→ EXERCISE REQUIREMENTS: Copy the records below verbatim, from the line containing "version-row-0-1-1: 0.1.1 Sequence" through the line containing "redeploy-button[interactable]: Redeploy <box>1049", both lines included.

→ EXERCISE INPUTS:
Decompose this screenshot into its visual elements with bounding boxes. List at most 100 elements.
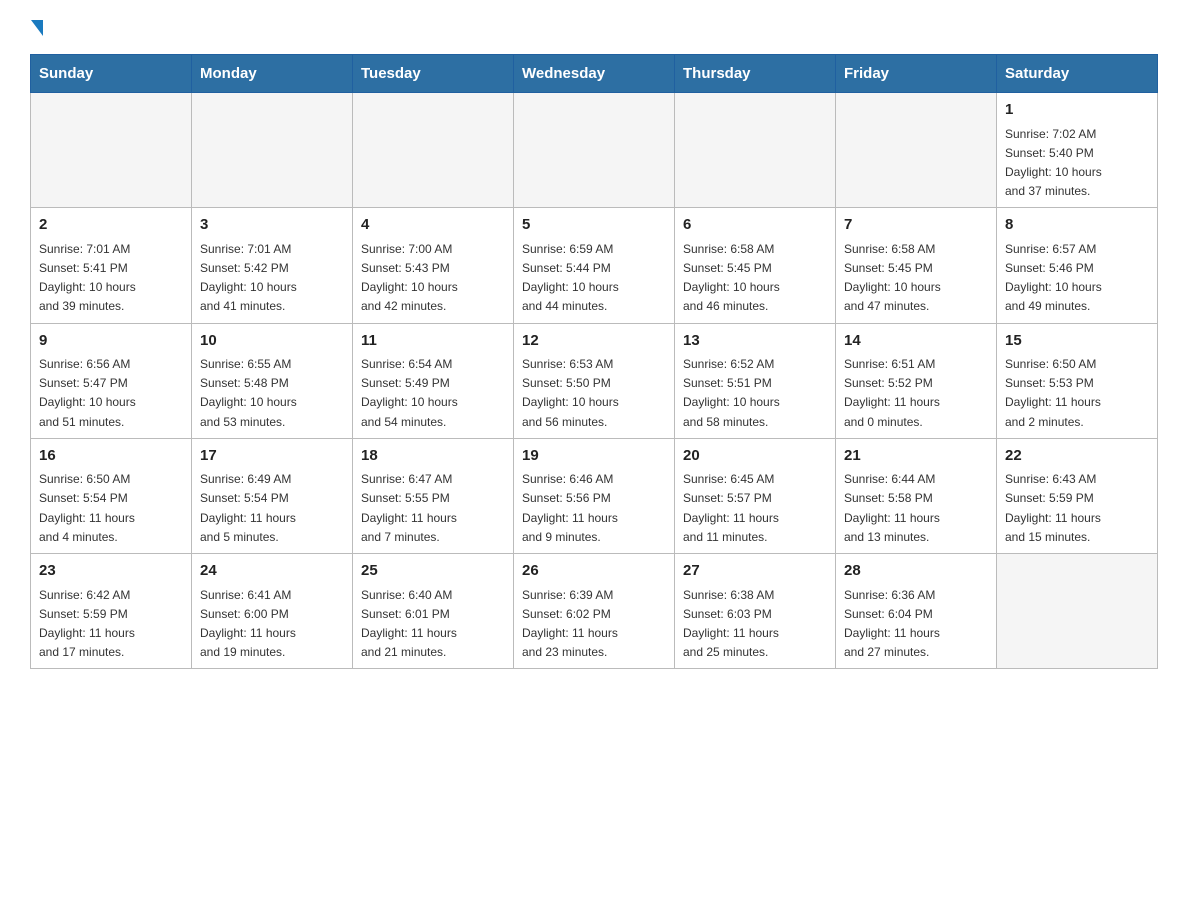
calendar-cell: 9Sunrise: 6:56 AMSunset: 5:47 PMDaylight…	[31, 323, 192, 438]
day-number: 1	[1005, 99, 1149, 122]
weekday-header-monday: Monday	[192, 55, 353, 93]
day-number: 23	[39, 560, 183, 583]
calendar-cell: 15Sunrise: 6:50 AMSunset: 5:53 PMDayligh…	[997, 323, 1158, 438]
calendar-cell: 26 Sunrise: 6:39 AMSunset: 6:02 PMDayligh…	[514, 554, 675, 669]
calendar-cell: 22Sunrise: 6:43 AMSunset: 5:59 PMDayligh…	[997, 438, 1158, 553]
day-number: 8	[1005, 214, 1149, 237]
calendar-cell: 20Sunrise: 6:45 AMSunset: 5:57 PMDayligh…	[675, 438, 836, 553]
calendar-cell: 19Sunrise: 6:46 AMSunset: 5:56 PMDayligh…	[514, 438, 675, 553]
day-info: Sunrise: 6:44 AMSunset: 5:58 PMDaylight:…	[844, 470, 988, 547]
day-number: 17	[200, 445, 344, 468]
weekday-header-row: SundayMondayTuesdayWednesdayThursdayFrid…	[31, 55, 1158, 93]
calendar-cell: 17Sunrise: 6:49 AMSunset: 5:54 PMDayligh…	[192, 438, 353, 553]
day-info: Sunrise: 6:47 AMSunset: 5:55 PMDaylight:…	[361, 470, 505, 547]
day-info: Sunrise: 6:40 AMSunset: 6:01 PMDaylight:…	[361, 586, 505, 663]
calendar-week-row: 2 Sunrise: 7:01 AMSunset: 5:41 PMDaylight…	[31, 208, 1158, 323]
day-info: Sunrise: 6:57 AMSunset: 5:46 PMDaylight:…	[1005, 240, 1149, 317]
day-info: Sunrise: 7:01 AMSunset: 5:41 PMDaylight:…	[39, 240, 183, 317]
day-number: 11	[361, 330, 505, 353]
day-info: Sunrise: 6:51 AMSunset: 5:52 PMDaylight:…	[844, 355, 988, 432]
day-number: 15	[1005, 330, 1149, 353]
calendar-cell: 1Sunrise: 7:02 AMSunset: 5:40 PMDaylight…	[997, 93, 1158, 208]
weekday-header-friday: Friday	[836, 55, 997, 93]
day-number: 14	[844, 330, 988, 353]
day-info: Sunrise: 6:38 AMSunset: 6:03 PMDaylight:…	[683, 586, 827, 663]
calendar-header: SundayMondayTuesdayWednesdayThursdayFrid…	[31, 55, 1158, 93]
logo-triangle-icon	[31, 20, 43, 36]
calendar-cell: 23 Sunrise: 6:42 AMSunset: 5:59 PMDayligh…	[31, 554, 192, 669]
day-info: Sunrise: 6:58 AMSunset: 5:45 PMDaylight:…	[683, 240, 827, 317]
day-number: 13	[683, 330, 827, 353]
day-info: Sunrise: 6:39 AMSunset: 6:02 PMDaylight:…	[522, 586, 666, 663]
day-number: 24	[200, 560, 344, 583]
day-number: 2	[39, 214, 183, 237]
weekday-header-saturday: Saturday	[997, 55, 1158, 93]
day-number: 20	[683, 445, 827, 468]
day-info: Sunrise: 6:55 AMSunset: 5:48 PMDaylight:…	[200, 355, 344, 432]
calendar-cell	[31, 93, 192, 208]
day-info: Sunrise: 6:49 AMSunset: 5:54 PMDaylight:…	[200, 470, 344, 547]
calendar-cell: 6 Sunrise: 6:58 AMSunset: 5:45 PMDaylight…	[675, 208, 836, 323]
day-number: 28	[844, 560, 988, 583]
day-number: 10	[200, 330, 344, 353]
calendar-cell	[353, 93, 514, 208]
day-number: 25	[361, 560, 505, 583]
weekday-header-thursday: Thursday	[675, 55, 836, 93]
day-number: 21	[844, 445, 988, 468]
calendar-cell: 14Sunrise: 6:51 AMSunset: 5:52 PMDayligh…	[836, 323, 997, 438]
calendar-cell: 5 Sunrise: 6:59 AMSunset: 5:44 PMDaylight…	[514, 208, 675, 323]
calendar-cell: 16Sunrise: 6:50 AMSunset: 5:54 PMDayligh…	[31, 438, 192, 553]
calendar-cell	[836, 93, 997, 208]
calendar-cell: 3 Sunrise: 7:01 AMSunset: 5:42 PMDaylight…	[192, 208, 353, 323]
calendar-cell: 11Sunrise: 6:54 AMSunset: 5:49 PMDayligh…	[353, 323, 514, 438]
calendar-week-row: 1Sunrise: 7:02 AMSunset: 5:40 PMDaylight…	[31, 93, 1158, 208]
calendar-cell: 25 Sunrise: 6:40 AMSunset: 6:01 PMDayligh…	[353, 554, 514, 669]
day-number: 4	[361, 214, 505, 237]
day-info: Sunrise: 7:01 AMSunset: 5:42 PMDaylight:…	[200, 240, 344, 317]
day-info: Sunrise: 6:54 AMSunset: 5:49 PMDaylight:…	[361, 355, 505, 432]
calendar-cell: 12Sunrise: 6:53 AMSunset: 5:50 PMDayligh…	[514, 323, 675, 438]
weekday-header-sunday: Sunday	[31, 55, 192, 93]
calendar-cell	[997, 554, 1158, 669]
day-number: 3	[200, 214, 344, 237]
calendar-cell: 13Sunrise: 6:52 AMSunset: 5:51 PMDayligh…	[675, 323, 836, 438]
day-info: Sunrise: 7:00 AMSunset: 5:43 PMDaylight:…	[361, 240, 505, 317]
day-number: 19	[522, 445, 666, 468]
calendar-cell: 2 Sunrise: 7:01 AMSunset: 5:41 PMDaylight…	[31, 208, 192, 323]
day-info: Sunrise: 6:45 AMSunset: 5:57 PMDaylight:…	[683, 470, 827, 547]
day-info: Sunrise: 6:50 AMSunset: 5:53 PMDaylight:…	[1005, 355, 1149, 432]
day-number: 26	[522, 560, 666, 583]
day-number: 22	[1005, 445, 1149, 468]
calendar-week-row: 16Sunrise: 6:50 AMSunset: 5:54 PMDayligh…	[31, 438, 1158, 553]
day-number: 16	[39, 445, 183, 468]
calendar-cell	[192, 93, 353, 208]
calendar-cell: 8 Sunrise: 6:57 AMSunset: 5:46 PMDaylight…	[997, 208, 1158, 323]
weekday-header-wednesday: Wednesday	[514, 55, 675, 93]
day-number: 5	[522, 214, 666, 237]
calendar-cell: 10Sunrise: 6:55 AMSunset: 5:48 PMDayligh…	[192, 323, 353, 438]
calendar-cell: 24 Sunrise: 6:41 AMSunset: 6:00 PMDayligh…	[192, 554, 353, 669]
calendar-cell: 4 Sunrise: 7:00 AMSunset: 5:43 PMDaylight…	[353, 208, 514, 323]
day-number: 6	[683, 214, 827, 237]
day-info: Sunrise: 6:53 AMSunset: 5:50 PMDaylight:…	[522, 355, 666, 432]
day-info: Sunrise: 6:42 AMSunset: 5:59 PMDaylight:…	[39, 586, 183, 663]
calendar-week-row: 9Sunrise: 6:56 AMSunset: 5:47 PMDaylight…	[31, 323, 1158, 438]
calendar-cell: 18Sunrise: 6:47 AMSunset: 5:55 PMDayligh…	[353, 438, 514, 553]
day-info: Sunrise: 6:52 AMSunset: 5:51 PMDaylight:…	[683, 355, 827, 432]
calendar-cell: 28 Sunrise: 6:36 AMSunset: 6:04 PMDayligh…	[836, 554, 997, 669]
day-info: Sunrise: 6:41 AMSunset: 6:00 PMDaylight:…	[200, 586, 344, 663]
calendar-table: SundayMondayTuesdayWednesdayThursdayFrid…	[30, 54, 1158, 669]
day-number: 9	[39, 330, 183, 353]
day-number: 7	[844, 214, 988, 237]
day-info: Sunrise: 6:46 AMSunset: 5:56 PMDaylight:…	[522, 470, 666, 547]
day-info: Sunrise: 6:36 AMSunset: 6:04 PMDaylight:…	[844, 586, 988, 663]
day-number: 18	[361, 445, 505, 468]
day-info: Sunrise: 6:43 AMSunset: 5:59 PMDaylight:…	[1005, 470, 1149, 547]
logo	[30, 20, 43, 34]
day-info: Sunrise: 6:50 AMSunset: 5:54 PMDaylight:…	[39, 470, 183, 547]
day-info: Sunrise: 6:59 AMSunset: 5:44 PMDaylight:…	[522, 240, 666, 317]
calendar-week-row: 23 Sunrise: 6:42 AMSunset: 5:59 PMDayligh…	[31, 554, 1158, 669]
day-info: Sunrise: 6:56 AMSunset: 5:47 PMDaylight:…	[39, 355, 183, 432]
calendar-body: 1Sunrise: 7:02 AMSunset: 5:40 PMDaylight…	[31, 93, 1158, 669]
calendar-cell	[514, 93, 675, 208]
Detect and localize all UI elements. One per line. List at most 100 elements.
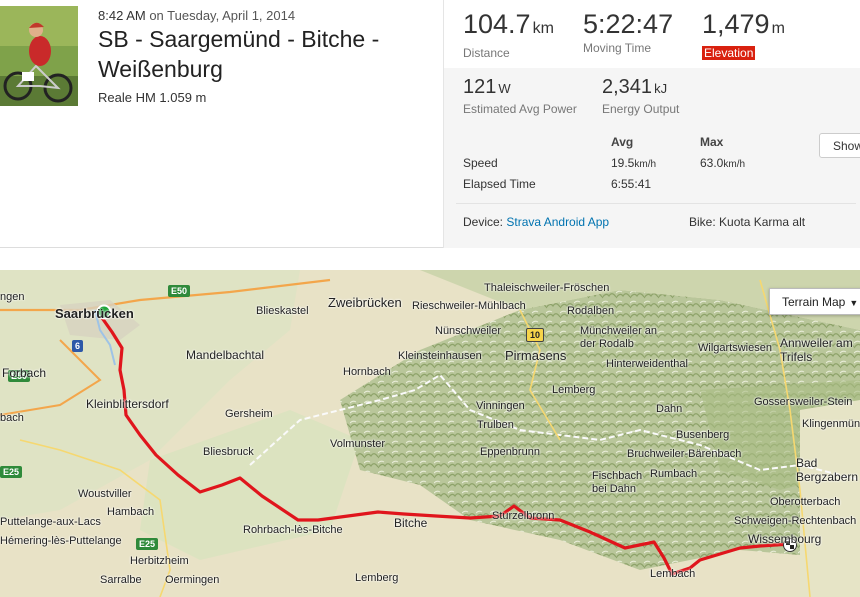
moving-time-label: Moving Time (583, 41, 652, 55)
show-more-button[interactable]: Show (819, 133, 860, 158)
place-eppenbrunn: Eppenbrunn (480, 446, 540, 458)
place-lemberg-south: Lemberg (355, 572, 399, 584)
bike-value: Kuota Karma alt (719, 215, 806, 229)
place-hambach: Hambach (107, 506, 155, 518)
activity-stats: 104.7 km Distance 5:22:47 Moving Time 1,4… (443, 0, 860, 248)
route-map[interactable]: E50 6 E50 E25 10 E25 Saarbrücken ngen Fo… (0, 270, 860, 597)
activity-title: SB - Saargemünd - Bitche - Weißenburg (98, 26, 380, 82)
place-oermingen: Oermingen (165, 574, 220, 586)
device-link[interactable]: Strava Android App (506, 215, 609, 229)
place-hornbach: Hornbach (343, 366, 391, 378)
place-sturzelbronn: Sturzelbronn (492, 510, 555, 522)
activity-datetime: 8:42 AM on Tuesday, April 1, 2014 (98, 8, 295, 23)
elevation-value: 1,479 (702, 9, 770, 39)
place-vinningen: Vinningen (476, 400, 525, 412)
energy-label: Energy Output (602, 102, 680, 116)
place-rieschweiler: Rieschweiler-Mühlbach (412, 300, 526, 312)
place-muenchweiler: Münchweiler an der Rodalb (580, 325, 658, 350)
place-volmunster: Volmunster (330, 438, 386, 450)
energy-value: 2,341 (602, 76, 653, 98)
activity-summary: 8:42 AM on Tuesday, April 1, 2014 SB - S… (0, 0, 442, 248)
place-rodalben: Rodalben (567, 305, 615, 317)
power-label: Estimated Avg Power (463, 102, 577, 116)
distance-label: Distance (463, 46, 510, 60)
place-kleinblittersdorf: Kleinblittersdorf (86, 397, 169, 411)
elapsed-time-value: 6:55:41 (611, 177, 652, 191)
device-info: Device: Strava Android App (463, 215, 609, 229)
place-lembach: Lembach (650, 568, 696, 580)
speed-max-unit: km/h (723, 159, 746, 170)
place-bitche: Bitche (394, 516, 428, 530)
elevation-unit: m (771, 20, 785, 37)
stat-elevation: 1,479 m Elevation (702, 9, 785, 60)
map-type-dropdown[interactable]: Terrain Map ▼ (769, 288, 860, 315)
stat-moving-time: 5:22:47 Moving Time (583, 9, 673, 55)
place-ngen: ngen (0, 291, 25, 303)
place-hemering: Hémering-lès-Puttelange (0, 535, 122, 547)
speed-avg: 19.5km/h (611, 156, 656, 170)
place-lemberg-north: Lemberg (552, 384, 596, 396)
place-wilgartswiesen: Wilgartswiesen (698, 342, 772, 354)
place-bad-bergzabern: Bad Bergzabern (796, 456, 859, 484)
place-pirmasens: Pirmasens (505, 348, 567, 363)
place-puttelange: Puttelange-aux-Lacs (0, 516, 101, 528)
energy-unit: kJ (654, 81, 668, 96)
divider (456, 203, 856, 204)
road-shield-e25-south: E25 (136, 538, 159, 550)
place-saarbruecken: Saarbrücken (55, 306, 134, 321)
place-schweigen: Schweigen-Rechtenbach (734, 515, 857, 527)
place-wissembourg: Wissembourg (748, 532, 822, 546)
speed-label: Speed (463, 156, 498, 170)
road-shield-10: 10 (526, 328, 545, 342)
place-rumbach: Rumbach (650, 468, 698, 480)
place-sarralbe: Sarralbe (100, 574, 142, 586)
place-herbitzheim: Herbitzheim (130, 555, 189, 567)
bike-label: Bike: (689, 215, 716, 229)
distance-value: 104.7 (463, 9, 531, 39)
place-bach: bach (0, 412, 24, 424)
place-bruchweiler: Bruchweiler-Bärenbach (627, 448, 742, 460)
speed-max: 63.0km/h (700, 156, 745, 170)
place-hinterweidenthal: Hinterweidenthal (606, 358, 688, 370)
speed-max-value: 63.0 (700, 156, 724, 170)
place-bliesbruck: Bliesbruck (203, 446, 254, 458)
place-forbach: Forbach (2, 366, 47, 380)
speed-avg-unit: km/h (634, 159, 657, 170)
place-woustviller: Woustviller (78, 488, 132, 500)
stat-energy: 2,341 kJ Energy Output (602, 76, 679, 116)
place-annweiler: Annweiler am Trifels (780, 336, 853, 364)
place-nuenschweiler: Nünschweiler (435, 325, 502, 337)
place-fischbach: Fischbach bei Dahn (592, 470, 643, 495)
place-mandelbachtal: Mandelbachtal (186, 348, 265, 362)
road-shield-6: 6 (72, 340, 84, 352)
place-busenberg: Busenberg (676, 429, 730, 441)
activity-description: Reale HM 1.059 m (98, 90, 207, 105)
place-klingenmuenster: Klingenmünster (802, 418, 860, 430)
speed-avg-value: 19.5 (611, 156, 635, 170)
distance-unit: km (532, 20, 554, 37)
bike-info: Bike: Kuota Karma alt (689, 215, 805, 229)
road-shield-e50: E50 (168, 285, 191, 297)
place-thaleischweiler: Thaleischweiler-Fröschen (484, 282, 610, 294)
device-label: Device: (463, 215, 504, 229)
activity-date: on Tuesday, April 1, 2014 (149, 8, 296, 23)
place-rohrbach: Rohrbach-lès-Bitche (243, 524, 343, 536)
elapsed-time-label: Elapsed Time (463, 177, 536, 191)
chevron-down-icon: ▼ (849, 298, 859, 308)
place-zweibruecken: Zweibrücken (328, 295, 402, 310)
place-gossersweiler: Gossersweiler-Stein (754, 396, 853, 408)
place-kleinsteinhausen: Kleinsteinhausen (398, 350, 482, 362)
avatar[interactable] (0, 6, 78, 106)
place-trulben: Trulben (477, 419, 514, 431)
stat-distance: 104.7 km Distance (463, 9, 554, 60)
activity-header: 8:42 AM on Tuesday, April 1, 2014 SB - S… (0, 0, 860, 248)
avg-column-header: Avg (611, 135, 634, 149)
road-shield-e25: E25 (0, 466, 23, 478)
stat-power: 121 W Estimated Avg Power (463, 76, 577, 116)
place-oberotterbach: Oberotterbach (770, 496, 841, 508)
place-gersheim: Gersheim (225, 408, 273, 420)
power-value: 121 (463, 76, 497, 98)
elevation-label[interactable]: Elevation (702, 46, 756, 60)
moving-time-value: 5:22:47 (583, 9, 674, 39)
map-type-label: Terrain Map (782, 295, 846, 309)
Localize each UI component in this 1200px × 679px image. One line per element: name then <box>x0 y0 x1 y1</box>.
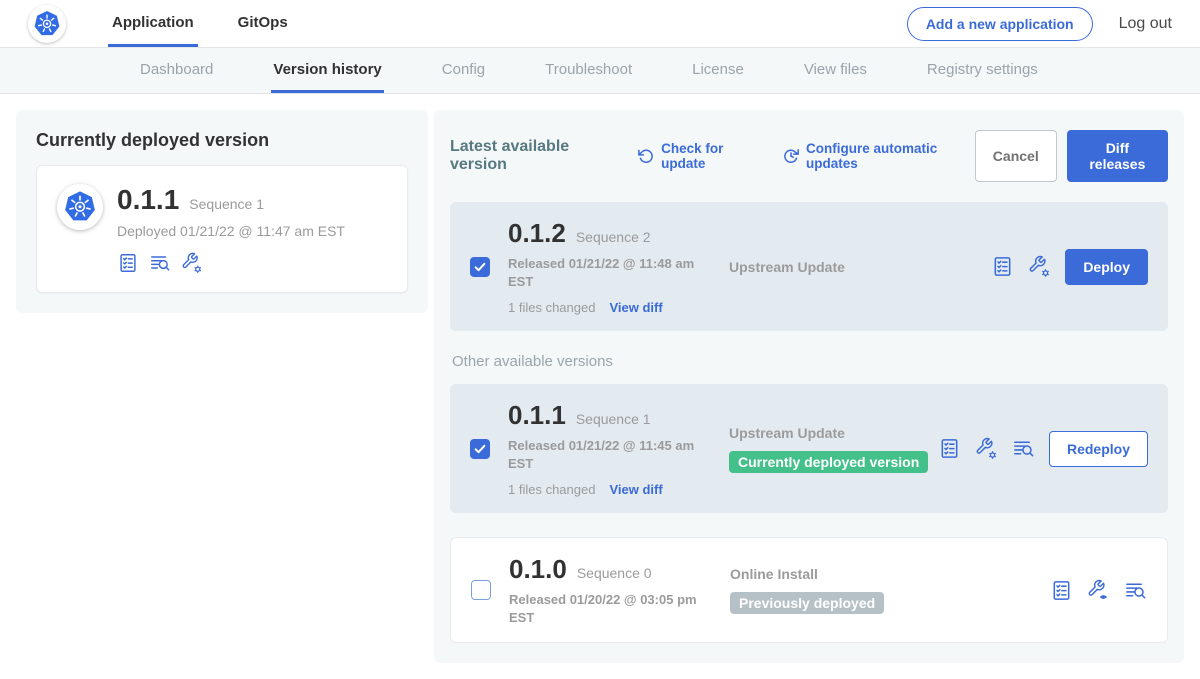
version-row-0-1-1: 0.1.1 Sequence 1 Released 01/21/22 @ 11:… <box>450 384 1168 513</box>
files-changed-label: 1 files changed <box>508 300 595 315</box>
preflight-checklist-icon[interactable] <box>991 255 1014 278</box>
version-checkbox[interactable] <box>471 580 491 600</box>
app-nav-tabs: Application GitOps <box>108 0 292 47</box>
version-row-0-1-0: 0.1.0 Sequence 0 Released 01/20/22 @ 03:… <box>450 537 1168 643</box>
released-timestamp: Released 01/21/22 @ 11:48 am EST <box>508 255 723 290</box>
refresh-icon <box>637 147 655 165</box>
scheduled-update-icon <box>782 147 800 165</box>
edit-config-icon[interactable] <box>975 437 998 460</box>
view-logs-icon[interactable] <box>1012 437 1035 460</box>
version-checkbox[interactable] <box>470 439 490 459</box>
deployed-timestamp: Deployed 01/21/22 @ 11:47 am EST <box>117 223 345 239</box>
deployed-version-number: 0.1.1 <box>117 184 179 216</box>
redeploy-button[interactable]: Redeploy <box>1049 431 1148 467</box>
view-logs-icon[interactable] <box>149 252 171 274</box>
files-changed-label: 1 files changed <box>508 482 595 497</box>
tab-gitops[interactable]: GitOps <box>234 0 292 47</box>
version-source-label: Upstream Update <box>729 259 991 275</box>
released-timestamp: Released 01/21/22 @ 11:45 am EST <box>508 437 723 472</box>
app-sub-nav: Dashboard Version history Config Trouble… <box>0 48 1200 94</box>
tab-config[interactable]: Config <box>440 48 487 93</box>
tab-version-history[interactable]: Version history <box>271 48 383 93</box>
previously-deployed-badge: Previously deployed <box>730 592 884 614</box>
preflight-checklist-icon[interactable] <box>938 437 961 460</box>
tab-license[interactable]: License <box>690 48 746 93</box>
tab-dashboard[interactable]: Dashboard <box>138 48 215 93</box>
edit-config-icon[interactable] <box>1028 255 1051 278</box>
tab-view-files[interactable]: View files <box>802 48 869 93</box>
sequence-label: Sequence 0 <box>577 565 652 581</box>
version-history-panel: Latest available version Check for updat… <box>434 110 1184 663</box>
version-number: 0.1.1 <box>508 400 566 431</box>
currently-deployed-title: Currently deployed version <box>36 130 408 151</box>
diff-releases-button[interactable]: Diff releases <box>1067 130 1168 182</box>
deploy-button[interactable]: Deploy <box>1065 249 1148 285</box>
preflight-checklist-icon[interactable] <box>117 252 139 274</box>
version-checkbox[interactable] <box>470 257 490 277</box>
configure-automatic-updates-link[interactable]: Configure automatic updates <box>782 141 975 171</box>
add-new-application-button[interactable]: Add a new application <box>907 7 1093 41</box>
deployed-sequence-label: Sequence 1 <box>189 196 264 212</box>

→ ANSWER TO THIS PROBLEM:
version-row-0-1-1: 0.1.1 Sequence 1 Released 01/21/22 @ 11:… <box>450 384 1168 513</box>
files-changed-label: 1 files changed <box>508 300 595 315</box>
preflight-checklist-icon[interactable] <box>991 255 1014 278</box>
version-checkbox[interactable] <box>471 580 491 600</box>
app-nav-tabs: Application GitOps <box>108 0 292 47</box>
version-row-0-1-0: 0.1.0 Sequence 0 Released 01/20/22 @ 03:… <box>450 537 1168 643</box>
released-timestamp: Released 01/21/22 @ 11:48 am EST <box>508 255 723 290</box>
refresh-icon <box>637 147 655 165</box>
scheduled-update-icon <box>782 147 800 165</box>
edit-config-icon[interactable] <box>975 437 998 460</box>
view-logs-icon[interactable] <box>1012 437 1035 460</box>
version-checkbox[interactable] <box>470 439 490 459</box>
deployed-timestamp: Deployed 01/21/22 @ 11:47 am EST <box>117 223 345 239</box>
deployed-version-number: 0.1.1 <box>117 184 179 216</box>
redeploy-button[interactable]: Redeploy <box>1049 431 1148 467</box>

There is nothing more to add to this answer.